Text excerpt
Look Upward
(See Cover)
From the dusty lowlands of San Diego County, the road leads up Palomar Mountain in sharp, steep curves. Near the top the air turns cold; the dry, thorny brush of southern California yields to evergreen forests. Deer bounce across the roadway; squirrels peek from the incense cedars; through the primitive underbrush pads an occasional mountain lion. But the summit of Palomar Mountain is one of the high points of the 20th Century. For there stands the dazzling new 200-inch telescope that will peer a billion lightyears* into space--man's deepest look at the unknown universe he lives in.
Palomar Mountain became a scientific necessity 18 years ago. With the 100-inch telescope on Mount Wilson, near Pasadena, Astronomer Edwin Powell Hubble had made one of the most flabbergasting discoveries science has ever made. The whole visible universe, Hubble's data told him, is apparently exploding. The matter in space appears to be flying apart far faster than the white-hot gases of detonating TNT.
Hubble's discovery threw top-level science into confused arguments which are still raging. For various reasons (besides "common sense"), the idea of an exploding universe gave sober scientists goose-pimples. But every attempt to reason the theory away raised even more serious problems. Since Hubble had seen so much with the 100-inch telescope (whose range is 500 million light-years), the astronomers simply had to see still farther.
This week the greatest telescope is almost ready. It is housed in a softly revolving dome 137 feet in diameter. The telescope weighs 500 tons, but is so exquisitely mounted that an electric motor not much bigger than an orange turns it on its bearings. Its 200-inch parabolic mirror gathers four times as much nebula light as Mount Wilson's 100-inch mirror. Palomar will see twice as far, and it may tell Hubble whether the universe is really exploding--or whether even stranger things are happening.

Listing
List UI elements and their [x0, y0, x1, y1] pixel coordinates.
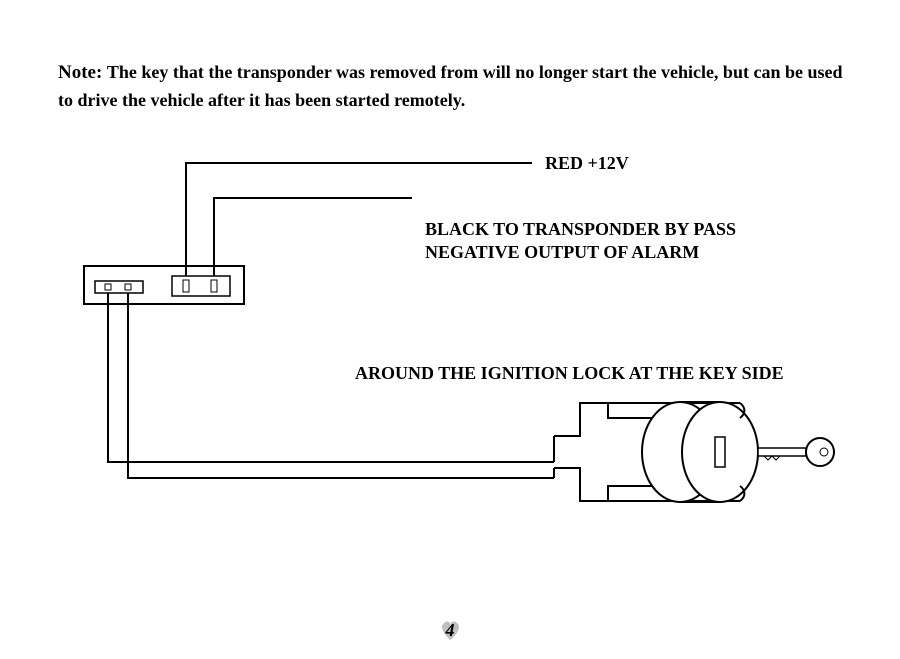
wiring-diagram-svg — [0, 0, 900, 659]
page-number-text: 4 — [446, 620, 455, 640]
page: Note: The key that the transponder was r… — [0, 0, 900, 659]
page-number: 4 — [446, 620, 455, 641]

Work to complete
Extend the passage on the Palomar telescope, beginning directly after its final sentence. The entries have no connection to the passage on the Palomar telescope.

Task result
Out Into Space. Even as an apprentice astronomer, Hubble concentrated on the nebulae--the faint patches of light scattered among the stars. Some had been proved mere wraiths, irregular clouds of dust shining by reflected starlight. Others, more interesting, were globes, ellipses, open spirals like patterns of fire from great spinning pin wheels. When the brightest of these were photographed with powerful telescopes, they dissolved into vast congregations of faint stars, whose dimness suggested that they might be very far away. But astronomers, lacking a proper measuring stick, were not agreed. Some thought that the nebulae were comparatively near and small. Hubble's first step when he started work at Mount Wilson Observatory in 1919 was to find out definitely how far away they were.
His general method (in practice, enormously difficult) was to determine the intrinsic brightness of objects in a nebula and then gauge its distance (the fainter it is, the farther away). Variable stars called Cepheids, discovered at Harvard, told him that the bright nebula called Messier 31 is 680,000 light-years away. Messier 31 was therefore no mere part of the Milky Way galaxy (the star-congregation in which our sun is a fourth-rate star), but an isolated star-system far out in space and as big as our entire galaxy. Other, longer-ranged measuring sticks carried him farther on his march into space. By this time most of the world's astronomers were looking over his broad shoulders, or helping him with their own observations, as he trudged out into the universe with astronomical seven-league boots.
There seemed to be no end to the swarming nebulae. The most distant showed as tiny, dim blobs. By a complex statistical method Hubble proved, after years of work, that these dimmest glimmers were so far away that their light, speeding at 186,000 miles per second, took 500,000,000 years to reach Mount Wilson.
His success in measuring the distance of dimmer & dimmer nebulae led to his crowning discovery--the theory of the expanding universe.
Universe in Flight. Astronomers have a speedometer to clock the motions of skittish heavenly bodies. They take spectrographs: photographs of the body's light spread out by a prism into a band of colors. If the band is "shifted toward the red" (i.e., if it is redder than normal), it shows that the body is moving away from the earth.
Working with short, amiable spectrograph expert Milton Humason, Hubble studied the light of the distant nebulae. In every case he found a "red shift."* The farther off a nebula was, the faster it appeared to be rushing away, and the enormous speeds (thousands of miles per second) were new, strange and startling to astronomers.
While Humason's spectrographs gradually improved, Hubble theorized until he came to a momentous conclusion: that the speed of recession of the nebulae is directly proportionate to their distance. This meant that each of the large units of matter in the universe (nebulae) is moving away from every other unit. The Milky Way galaxy (the earth's local nebula) is not the only center of the explosion. Every other nebula is equally an explosion center.
Casting around for a layman's analogy, Hubble compared the exploding universe to a rubber balloon with small dots (representing nebulae) spaced equally far apart on its surface. When the balloon is blown up larger, each dot becomes farther from every other dot. Place an observer on any dot, and he will see the same picture. Every other dot-nebula will be moving away from him.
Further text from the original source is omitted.